● Aim of the exercise:
Repeat the material below exactly, line for line.

● Available records:
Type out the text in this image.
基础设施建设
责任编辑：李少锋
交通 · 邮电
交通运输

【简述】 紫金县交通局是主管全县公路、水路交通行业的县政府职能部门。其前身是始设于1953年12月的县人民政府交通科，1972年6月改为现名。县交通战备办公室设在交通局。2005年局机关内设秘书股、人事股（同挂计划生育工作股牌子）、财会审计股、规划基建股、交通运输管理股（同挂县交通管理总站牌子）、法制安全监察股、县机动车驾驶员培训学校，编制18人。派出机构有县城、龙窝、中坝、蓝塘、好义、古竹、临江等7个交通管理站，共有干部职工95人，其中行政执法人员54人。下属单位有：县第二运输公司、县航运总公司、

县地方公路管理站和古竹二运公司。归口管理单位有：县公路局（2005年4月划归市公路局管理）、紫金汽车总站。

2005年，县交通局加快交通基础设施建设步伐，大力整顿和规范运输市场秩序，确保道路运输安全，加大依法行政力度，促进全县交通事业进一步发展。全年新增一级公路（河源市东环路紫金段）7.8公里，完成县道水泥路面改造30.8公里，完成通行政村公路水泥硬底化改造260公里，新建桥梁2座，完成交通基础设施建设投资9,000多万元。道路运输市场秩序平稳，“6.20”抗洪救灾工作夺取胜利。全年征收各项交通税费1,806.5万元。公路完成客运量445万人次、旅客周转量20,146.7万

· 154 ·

● Worked solution:
Type out the text in this image.
基础设施建设
责任编辑：李少锋
交通 · 邮电
交通运输

【简述】 紫金县交通局是主管全县公路、水路交通行业的县政府职能部门。其前身是始设于1953年12月的县人民政府交通科，1972年6月改为现名。县交通战备办公室设在交通局。2005年局机关内设秘书股、人事股（同挂计划生育工作股牌子）、财会审计股、规划基建股、交通运输管理股（同挂县交通管理总站牌子）、法制安全监察股、县机动车驾驶员培训学校，编制18人。派出机构有县城、龙窝、中坝、蓝塘、好义、古竹、临江等7个交通管理站，共有干部职工95人，其中行政执法人员54人。下属单位有：县第二运输公司、县航运总公司、

县地方公路管理站和古竹二运公司。归口管理单位有：县公路局（2005年4月划归市公路局管理）、紫金汽车总站。

2005年，县交通局加快交通基础设施建设步伐，大力整顿和规范运输市场秩序，确保道路运输安全，加大依法行政力度，促进全县交通事业进一步发展。全年新增一级公路（河源市东环路紫金段）7.8公里，完成县道水泥路面改造30.8公里，完成通行政村公路水泥硬底化改造260公里，新建桥梁2座，完成交通基础设施建设投资9,000多万元。道路运输市场秩序平稳，“6.20”抗洪救灾工作夺取胜利。全年征收各项交通税费1,806.5万元。公路完成客运量445万人次、旅客周转量20,146.7万

· 154 ·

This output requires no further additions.